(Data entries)
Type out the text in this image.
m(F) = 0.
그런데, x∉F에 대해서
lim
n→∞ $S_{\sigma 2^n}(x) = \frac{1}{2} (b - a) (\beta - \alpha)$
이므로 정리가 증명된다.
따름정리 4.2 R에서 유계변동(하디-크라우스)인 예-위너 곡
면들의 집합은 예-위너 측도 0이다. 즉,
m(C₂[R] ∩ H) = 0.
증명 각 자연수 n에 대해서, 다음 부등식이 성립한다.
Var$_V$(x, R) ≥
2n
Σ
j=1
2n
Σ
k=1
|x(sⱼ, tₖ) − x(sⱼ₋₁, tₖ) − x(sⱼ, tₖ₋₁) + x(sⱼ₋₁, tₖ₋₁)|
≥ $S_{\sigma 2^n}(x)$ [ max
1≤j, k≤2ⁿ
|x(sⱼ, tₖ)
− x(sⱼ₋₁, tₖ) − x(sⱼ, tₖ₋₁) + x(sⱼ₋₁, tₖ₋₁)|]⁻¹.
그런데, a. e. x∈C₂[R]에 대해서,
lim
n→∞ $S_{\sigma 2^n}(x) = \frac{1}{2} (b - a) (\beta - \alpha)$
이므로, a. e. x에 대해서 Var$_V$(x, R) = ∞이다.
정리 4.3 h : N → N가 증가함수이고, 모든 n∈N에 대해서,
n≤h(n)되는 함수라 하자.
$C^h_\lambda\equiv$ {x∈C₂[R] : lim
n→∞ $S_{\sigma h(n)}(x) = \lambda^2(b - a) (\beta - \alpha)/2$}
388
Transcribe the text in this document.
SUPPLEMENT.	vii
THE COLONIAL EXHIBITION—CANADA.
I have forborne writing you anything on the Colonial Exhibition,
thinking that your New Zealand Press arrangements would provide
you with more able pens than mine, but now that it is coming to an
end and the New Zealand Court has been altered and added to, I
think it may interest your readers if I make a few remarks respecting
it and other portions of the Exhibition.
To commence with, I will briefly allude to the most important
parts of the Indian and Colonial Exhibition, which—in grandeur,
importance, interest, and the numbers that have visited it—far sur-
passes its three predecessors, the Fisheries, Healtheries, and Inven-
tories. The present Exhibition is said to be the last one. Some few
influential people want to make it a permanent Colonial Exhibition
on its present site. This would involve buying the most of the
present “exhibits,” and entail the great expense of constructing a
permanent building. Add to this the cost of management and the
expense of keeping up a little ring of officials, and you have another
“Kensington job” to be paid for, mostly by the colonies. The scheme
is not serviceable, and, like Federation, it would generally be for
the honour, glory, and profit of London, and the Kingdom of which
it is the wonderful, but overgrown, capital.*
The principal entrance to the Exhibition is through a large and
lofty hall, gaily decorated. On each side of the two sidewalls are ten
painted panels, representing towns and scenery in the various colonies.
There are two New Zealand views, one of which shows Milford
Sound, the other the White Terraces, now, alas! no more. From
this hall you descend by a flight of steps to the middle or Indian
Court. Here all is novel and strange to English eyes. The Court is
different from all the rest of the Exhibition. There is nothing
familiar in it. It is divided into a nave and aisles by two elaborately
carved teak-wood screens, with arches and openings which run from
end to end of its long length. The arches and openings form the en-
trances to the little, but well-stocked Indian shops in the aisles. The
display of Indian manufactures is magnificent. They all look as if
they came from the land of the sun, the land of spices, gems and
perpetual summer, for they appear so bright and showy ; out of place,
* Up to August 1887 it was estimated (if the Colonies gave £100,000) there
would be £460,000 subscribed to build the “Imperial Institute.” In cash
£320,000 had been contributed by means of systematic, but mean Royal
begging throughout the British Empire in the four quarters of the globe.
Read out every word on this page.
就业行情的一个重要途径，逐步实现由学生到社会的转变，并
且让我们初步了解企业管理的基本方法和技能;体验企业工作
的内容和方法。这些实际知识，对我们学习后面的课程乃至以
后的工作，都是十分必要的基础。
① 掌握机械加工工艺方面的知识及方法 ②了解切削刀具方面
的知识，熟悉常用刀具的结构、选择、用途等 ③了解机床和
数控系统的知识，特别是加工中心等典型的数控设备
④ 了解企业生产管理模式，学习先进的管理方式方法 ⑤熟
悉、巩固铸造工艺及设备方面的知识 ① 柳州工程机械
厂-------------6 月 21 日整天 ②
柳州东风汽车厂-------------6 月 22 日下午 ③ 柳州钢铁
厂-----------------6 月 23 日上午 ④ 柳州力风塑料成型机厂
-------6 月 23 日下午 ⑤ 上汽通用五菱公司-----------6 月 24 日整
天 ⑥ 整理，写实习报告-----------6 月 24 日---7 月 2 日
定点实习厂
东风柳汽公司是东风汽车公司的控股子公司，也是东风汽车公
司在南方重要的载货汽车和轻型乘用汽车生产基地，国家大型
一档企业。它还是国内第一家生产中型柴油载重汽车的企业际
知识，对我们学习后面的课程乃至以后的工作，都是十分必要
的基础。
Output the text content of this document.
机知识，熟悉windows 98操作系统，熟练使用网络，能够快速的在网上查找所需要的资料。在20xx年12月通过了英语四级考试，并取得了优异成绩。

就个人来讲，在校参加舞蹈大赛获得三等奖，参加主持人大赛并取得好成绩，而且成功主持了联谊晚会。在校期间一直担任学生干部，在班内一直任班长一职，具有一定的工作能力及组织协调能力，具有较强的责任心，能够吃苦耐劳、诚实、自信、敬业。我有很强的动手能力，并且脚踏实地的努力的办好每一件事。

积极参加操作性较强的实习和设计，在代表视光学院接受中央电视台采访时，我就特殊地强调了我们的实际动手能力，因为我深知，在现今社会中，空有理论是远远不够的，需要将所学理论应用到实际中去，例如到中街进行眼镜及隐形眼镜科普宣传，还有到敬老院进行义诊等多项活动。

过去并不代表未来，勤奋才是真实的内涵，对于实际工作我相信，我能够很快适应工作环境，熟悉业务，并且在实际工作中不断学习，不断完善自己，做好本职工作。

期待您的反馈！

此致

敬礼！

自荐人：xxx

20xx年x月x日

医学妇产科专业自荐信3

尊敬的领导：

Written problem: Reproduce the records word for word.

Expected answer:
Type out the text in this image.
m(F) = 0.
그런데, x∉F에 대해서
lim
n→∞ $S_{\sigma 2^n}(x) = \frac{1}{2} (b - a) (\beta - \alpha)$
이므로 정리가 증명된다.
따름정리 4.2 R에서 유계변동(하디-크라우스)인 예-위너 곡
면들의 집합은 예-위너 측도 0이다. 즉,
m(C₂[R] ∩ H) = 0.
증명 각 자연수 n에 대해서, 다음 부등식이 성립한다.
Var$_V$(x, R) ≥
2n
Σ
j=1
2n
Σ
k=1
|x(sⱼ, tₖ) − x(sⱼ₋₁, tₖ) − x(sⱼ, tₖ₋₁) + x(sⱼ₋₁, tₖ₋₁)|
≥ $S_{\sigma 2^n}(x)$ [ max
1≤j, k≤2ⁿ
|x(sⱼ, tₖ)
− x(sⱼ₋₁, tₖ) − x(sⱼ, tₖ₋₁) + x(sⱼ₋₁, tₖ₋₁)|]⁻¹.
그런데, a. e. x∈C₂[R]에 대해서,
lim
n→∞ $S_{\sigma 2^n}(x) = \frac{1}{2} (b - a) (\beta - \alpha)$
이므로, a. e. x에 대해서 Var$_V$(x, R) = ∞이다.
정리 4.3 h : N → N가 증가함수이고, 모든 n∈N에 대해서,
n≤h(n)되는 함수라 하자.
$C^h_\lambda\equiv$ {x∈C₂[R] : lim
n→∞ $S_{\sigma h(n)}(x) = \lambda^2(b - a) (\beta - \alpha)/2$}
388
Transcribe the text in this document.
SUPPLEMENT.	vii
THE COLONIAL EXHIBITION—CANADA.
I have forborne writing you anything on the Colonial Exhibition,
thinking that your New Zealand Press arrangements would provide
you with more able pens than mine, but now that it is coming to an
end and the New Zealand Court has been altered and added to, I
think it may interest your readers if I make a few remarks respecting
it and other portions of the Exhibition.
To commence with, I will briefly allude to the most important
parts of the Indian and Colonial Exhibition, which—in grandeur,
importance, interest, and the numbers that have visited it—far sur-
passes its three predecessors, the Fisheries, Healtheries, and Inven-
tories. The present Exhibition is said to be the last one. Some few
influential people want to make it a permanent Colonial Exhibition
on its present site. This would involve buying the most of the
present “exhibits,” and entail the great expense of constructing a
permanent building. Add to this the cost of management and the
expense of keeping up a little ring of officials, and you have another
“Kensington job” to be paid for, mostly by the colonies. The scheme
is not serviceable, and, like Federation, it would generally be for
the honour, glory, and profit of London, and the Kingdom of which
it is the wonderful, but overgrown, capital.*
The principal entrance to the Exhibition is through a large and
lofty hall, gaily decorated. On each side of the two sidewalls are ten
painted panels, representing towns and scenery in the various colonies.
There are two New Zealand views, one of which shows Milford
Sound, the other the White Terraces, now, alas! no more. From
this hall you descend by a flight of steps to the middle or Indian
Court. Here all is novel and strange to English eyes. The Court is
different from all the rest of the Exhibition. There is nothing
familiar in it. It is divided into a nave and aisles by two elaborately
carved teak-wood screens, with arches and openings which run from
end to end of its long length. The arches and openings form the en-
trances to the little, but well-stocked Indian shops in the aisles. The
display of Indian manufactures is magnificent. They all look as if
they came from the land of the sun, the land of spices, gems and
perpetual summer, for they appear so bright and showy ; out of place,
* Up to August 1887 it was estimated (if the Colonies gave £100,000) there
would be £460,000 subscribed to build the “Imperial Institute.” In cash
£320,000 had been contributed by means of systematic, but mean Royal
begging throughout the British Empire in the four quarters of the globe.
Read out every word on this page.
就业行情的一个重要途径，逐步实现由学生到社会的转变，并
且让我们初步了解企业管理的基本方法和技能;体验企业工作
的内容和方法。这些实际知识，对我们学习后面的课程乃至以
后的工作，都是十分必要的基础。
① 掌握机械加工工艺方面的知识及方法 ②了解切削刀具方面
的知识，熟悉常用刀具的结构、选择、用途等 ③了解机床和
数控系统的知识，特别是加工中心等典型的数控设备
④ 了解企业生产管理模式，学习先进的管理方式方法 ⑤熟
悉、巩固铸造工艺及设备方面的知识 ① 柳州工程机械
厂-------------6 月 21 日整天 ②
柳州东风汽车厂-------------6 月 22 日下午 ③ 柳州钢铁
厂-----------------6 月 23 日上午 ④ 柳州力风塑料成型机厂
-------6 月 23 日下午 ⑤ 上汽通用五菱公司-----------6 月 24 日整
天 ⑥ 整理，写实习报告-----------6 月 24 日---7 月 2 日
定点实习厂
东风柳汽公司是东风汽车公司的控股子公司，也是东风汽车公
司在南方重要的载货汽车和轻型乘用汽车生产基地，国家大型
一档企业。它还是国内第一家生产中型柴油载重汽车的企业际
知识，对我们学习后面的课程乃至以后的工作，都是十分必要
的基础。
Output the text content of this document.
机知识，熟悉windows 98操作系统，熟练使用网络，能够快速的在网上查找所需要的资料。在20xx年12月通过了英语四级考试，并取得了优异成绩。

就个人来讲，在校参加舞蹈大赛获得三等奖，参加主持人大赛并取得好成绩，而且成功主持了联谊晚会。在校期间一直担任学生干部，在班内一直任班长一职，具有一定的工作能力及组织协调能力，具有较强的责任心，能够吃苦耐劳、诚实、自信、敬业。我有很强的动手能力，并且脚踏实地的努力的办好每一件事。

积极参加操作性较强的实习和设计，在代表视光学院接受中央电视台采访时，我就特殊地强调了我们的实际动手能力，因为我深知，在现今社会中，空有理论是远远不够的，需要将所学理论应用到实际中去，例如到中街进行眼镜及隐形眼镜科普宣传，还有到敬老院进行义诊等多项活动。

过去并不代表未来，勤奋才是真实的内涵，对于实际工作我相信，我能够很快适应工作环境，熟悉业务，并且在实际工作中不断学习，不断完善自己，做好本职工作。

期待您的反馈！

此致

敬礼！

自荐人：xxx

20xx年x月x日

医学妇产科专业自荐信3

尊敬的领导：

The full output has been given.